INFORMATION PROVIDED:
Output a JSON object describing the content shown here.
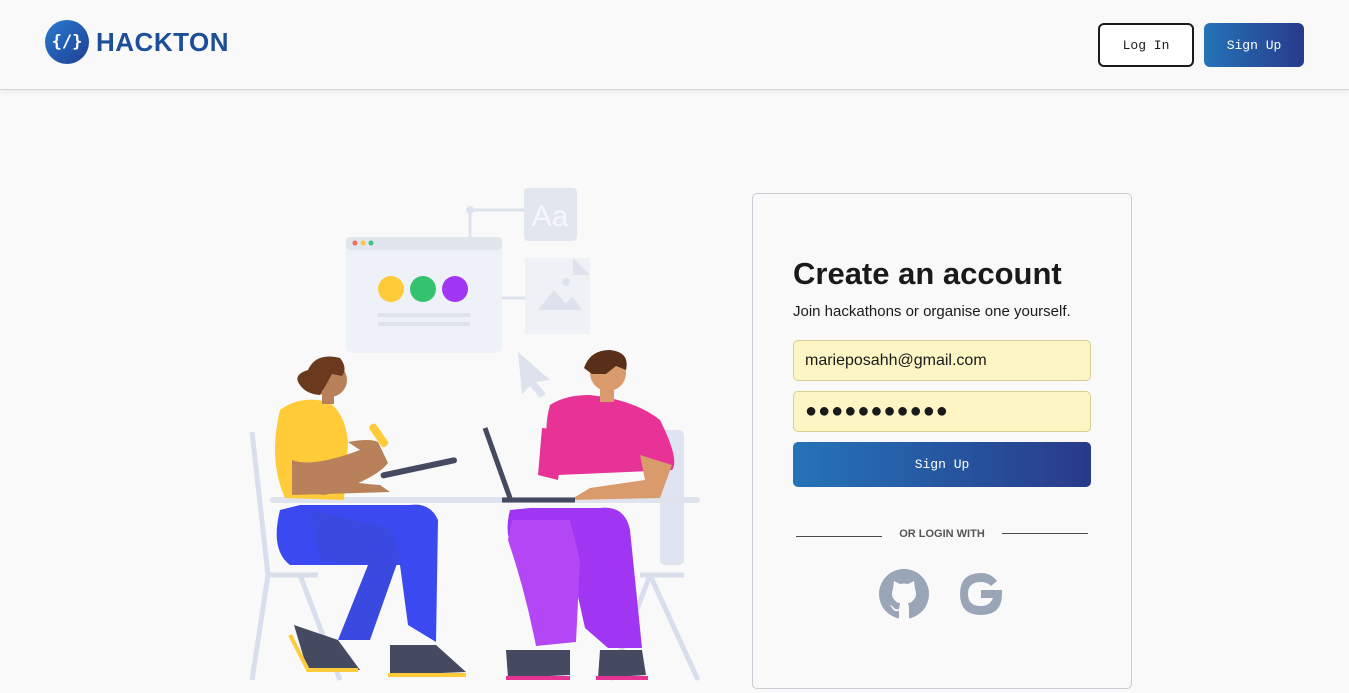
{
  "header": {
    "logo_glyph": "{/}",
    "logo_text": "HACKTON",
    "login_label": "Log In",
    "signup_label": "Sign Up"
  },
  "form": {
    "title": "Create an account",
    "subtitle": "Join hackathons or organise one yourself.",
    "email_value": "marieposahh@gmail.com",
    "password_value": "●●●●●●●●●●●",
    "submit_label": "Sign Up",
    "divider_text": "OR LOGIN WITH",
    "social_icons": [
      "github-icon",
      "google-icon"
    ]
  },
  "colors": {
    "brand": "#1d4f99",
    "gradient_start": "#2574b8",
    "gradient_end": "#283a8a",
    "autofill_bg": "#fdf5c4",
    "social_icon": "#9aa5b8"
  }
}
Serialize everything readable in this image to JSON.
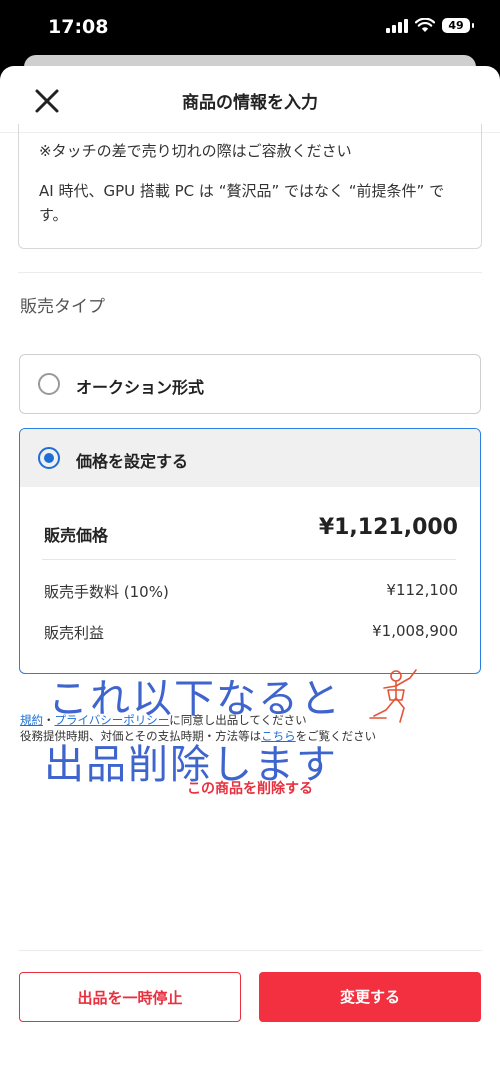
{
  "status": {
    "time": "17:08",
    "battery": "49"
  },
  "header": {
    "title": "商品の情報を入力"
  },
  "description": {
    "lines": [
      "※タッチの差で売り切れの際はご容赦ください",
      "AI 時代、GPU 搭載 PC は “贅沢品” ではなく “前提条件” で",
      "す。"
    ]
  },
  "sale_type": {
    "title": "販売タイプ",
    "options": [
      {
        "label": "オークション形式",
        "selected": false
      },
      {
        "label": "価格を設定する",
        "selected": true
      }
    ]
  },
  "pricing": {
    "price_label": "販売価格",
    "price_value": "¥1,121,000",
    "fee_label": "販売手数料 (10%)",
    "fee_value": "¥112,100",
    "profit_label": "販売利益",
    "profit_value": "¥1,008,900"
  },
  "overlay": {
    "line1": "これ以下なると",
    "line2": "出品削除します"
  },
  "terms": {
    "link1": "規約",
    "dot": "・",
    "link2": "プライバシーポリシー",
    "agree": "に同意し出品してください",
    "line2_pre": "役務提供時期、対価とその支払時期・方法等は",
    "link3": "こちら",
    "line2_post": "をご覧ください"
  },
  "delete_label": "この商品を削除する",
  "buttons": {
    "pause": "出品を一時停止",
    "change": "変更する"
  },
  "colors": {
    "accent": "#F2303F",
    "primary": "#1D6FD6",
    "overlay_text": "#2E57C9"
  }
}
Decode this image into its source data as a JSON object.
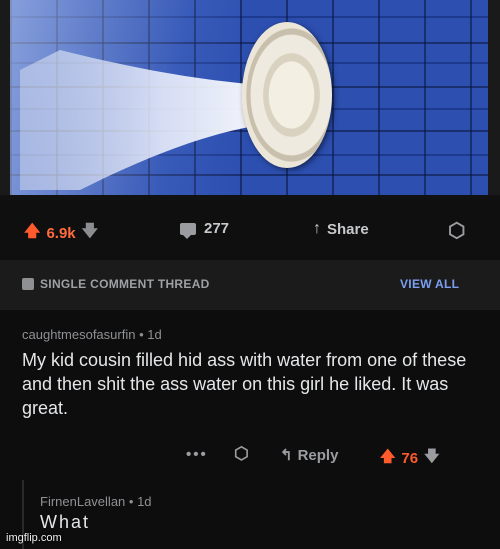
{
  "post": {
    "score": "6.9k",
    "comments_count": "277",
    "share_label": "Share"
  },
  "thread": {
    "title": "SINGLE COMMENT THREAD",
    "view_all": "VIEW ALL"
  },
  "comment": {
    "author": "caughtmesofasurfin",
    "age": "1d",
    "body": "My kid cousin filled hid ass with water from one of these and then shit the ass water on this girl he liked. It was great.",
    "reply_label": "Reply",
    "score": "76"
  },
  "reply": {
    "author": "FirnenLavellan",
    "age": "1d",
    "body": "What"
  },
  "watermark": "imgflip.com",
  "colors": {
    "upvote": "#ff5a2c",
    "link": "#7c9ff2",
    "background": "#0f0f10"
  },
  "icons": [
    "upvote-icon",
    "downvote-icon",
    "comment-icon",
    "share-icon",
    "award-icon",
    "more-icon",
    "reply-icon"
  ]
}
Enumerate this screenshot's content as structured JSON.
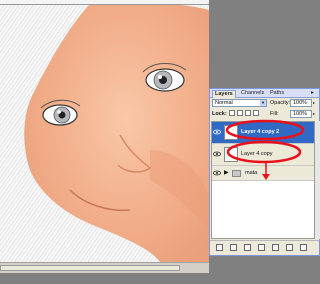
{
  "layers_panel": {
    "tabs": [
      "Layers",
      "Channels",
      "Paths"
    ],
    "menu_icon": "panel-menu-icon",
    "blend_mode": "Normal",
    "opacity_label": "Opacity:",
    "opacity_value": "100%",
    "lock_label": "Lock:",
    "fill_label": "Fill:",
    "fill_value": "100%",
    "layers": [
      {
        "name": "Layer 4 copy 2",
        "selected": true
      },
      {
        "name": "Layer 4 copy",
        "selected": false
      },
      {
        "name": "mata",
        "selected": false,
        "group": true
      }
    ],
    "bottom_icons": [
      "link-icon",
      "fx-icon",
      "mask-icon",
      "adjustment-icon",
      "folder-icon",
      "new-layer-icon",
      "trash-icon"
    ]
  },
  "annotations": {
    "highlight_color": "#e8101a",
    "selection_color": "#316ac5"
  }
}
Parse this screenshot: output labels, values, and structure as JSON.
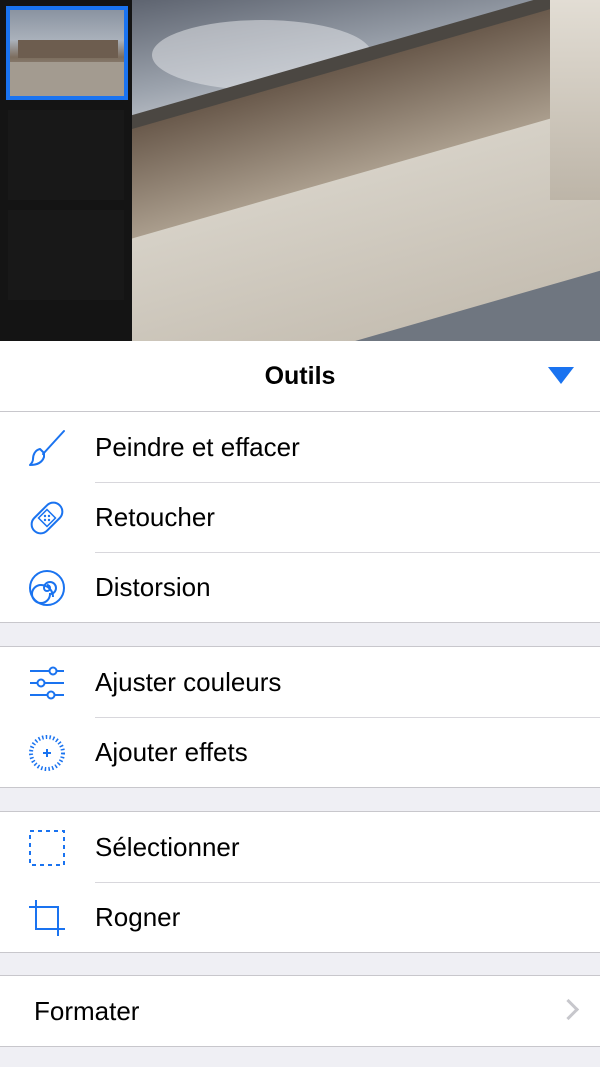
{
  "colors": {
    "accent": "#1a73f0",
    "separator": "#c8c7cc",
    "background": "#efeff4"
  },
  "header": {
    "title": "Outils",
    "collapse_icon": "triangle-down-icon"
  },
  "groups": [
    {
      "items": [
        {
          "label": "Peindre et effacer",
          "icon": "brush-icon"
        },
        {
          "label": "Retoucher",
          "icon": "bandage-icon"
        },
        {
          "label": "Distorsion",
          "icon": "spiral-icon"
        }
      ]
    },
    {
      "items": [
        {
          "label": "Ajuster couleurs",
          "icon": "sliders-icon"
        },
        {
          "label": "Ajouter effets",
          "icon": "sparkle-circle-icon"
        }
      ]
    },
    {
      "items": [
        {
          "label": "Sélectionner",
          "icon": "dashed-selection-icon"
        },
        {
          "label": "Rogner",
          "icon": "crop-icon"
        }
      ]
    },
    {
      "items": [
        {
          "label": "Formater",
          "icon": "chevron-right-icon"
        }
      ]
    }
  ]
}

WHAT TO PRODUCE: Please set down each line of the data above exactly as written, without the pictures.

EXERCISE RESULT:
Output a JSON object describing the content shown here.
{
  "header": {
    "logo_glyph": "{/}",
    "logo_text": "HACKTON",
    "login_label": "Log In",
    "signup_label": "Sign Up"
  },
  "form": {
    "title": "Create an account",
    "subtitle": "Join hackathons or organise one yourself.",
    "email_value": "marieposahh@gmail.com",
    "password_value": "●●●●●●●●●●●",
    "submit_label": "Sign Up",
    "divider_text": "OR LOGIN WITH",
    "social_icons": [
      "github-icon",
      "google-icon"
    ]
  },
  "colors": {
    "brand": "#1d4f99",
    "gradient_start": "#2574b8",
    "gradient_end": "#283a8a",
    "autofill_bg": "#fdf5c4",
    "social_icon": "#9aa5b8"
  }
}
Serialize everything readable in this image to JSON.
{
  "status": {
    "time": "17:08",
    "battery": "49"
  },
  "header": {
    "title": "商品の情報を入力"
  },
  "description": {
    "lines": [
      "※タッチの差で売り切れの際はご容赦ください",
      "AI 時代、GPU 搭載 PC は “贅沢品” ではなく “前提条件” で",
      "す。"
    ]
  },
  "sale_type": {
    "title": "販売タイプ",
    "options": [
      {
        "label": "オークション形式",
        "selected": false
      },
      {
        "label": "価格を設定する",
        "selected": true
      }
    ]
  },
  "pricing": {
    "price_label": "販売価格",
    "price_value": "¥1,121,000",
    "fee_label": "販売手数料 (10%)",
    "fee_value": "¥112,100",
    "profit_label": "販売利益",
    "profit_value": "¥1,008,900"
  },
  "overlay": {
    "line1": "これ以下なると",
    "line2": "出品削除します"
  },
  "terms": {
    "link1": "規約",
    "dot": "・",
    "link2": "プライバシーポリシー",
    "agree": "に同意し出品してください",
    "line2_pre": "役務提供時期、対価とその支払時期・方法等は",
    "link3": "こちら",
    "line2_post": "をご覧ください"
  },
  "delete_label": "この商品を削除する",
  "buttons": {
    "pause": "出品を一時停止",
    "change": "変更する"
  },
  "colors": {
    "accent": "#F2303F",
    "primary": "#1D6FD6",
    "overlay_text": "#2E57C9"
  }
}
Decode this image into its source data as a JSON object.
{
  "post": {
    "score": "6.9k",
    "comments_count": "277",
    "share_label": "Share"
  },
  "thread": {
    "title": "SINGLE COMMENT THREAD",
    "view_all": "VIEW ALL"
  },
  "comment": {
    "author": "caughtmesofasurfin",
    "age": "1d",
    "body": "My kid cousin filled hid ass with water from one of these and then shit the ass water on this girl he liked. It was great.",
    "reply_label": "Reply",
    "score": "76"
  },
  "reply": {
    "author": "FirnenLavellan",
    "age": "1d",
    "body": "What"
  },
  "watermark": "imgflip.com",
  "colors": {
    "upvote": "#ff5a2c",
    "link": "#7c9ff2",
    "background": "#0f0f10"
  },
  "icons": [
    "upvote-icon",
    "downvote-icon",
    "comment-icon",
    "share-icon",
    "award-icon",
    "more-icon",
    "reply-icon"
  ]
}
Enumerate this screenshot's content as structured JSON.
{
  "layers_panel": {
    "tabs": [
      "Layers",
      "Channels",
      "Paths"
    ],
    "menu_icon": "panel-menu-icon",
    "blend_mode": "Normal",
    "opacity_label": "Opacity:",
    "opacity_value": "100%",
    "lock_label": "Lock:",
    "fill_label": "Fill:",
    "fill_value": "100%",
    "layers": [
      {
        "name": "Layer 4 copy 2",
        "selected": true
      },
      {
        "name": "Layer 4 copy",
        "selected": false
      },
      {
        "name": "mata",
        "selected": false,
        "group": true
      }
    ],
    "bottom_icons": [
      "link-icon",
      "fx-icon",
      "mask-icon",
      "adjustment-icon",
      "folder-icon",
      "new-layer-icon",
      "trash-icon"
    ]
  },
  "annotations": {
    "highlight_color": "#e8101a",
    "selection_color": "#316ac5"
  }
}
Parse this screenshot: output labels, values, and structure as JSON.
{
  "colors": {
    "accent": "#1a73f0",
    "separator": "#c8c7cc",
    "background": "#efeff4"
  },
  "header": {
    "title": "Outils",
    "collapse_icon": "triangle-down-icon"
  },
  "groups": [
    {
      "items": [
        {
          "label": "Peindre et effacer",
          "icon": "brush-icon"
        },
        {
          "label": "Retoucher",
          "icon": "bandage-icon"
        },
        {
          "label": "Distorsion",
          "icon": "spiral-icon"
        }
      ]
    },
    {
      "items": [
        {
          "label": "Ajuster couleurs",
          "icon": "sliders-icon"
        },
        {
          "label": "Ajouter effets",
          "icon": "sparkle-circle-icon"
        }
      ]
    },
    {
      "items": [
        {
          "label": "Sélectionner",
          "icon": "dashed-selection-icon"
        },
        {
          "label": "Rogner",
          "icon": "crop-icon"
        }
      ]
    },
    {
      "items": [
        {
          "label": "Formater",
          "icon": "chevron-right-icon"
        }
      ]
    }
  ]
}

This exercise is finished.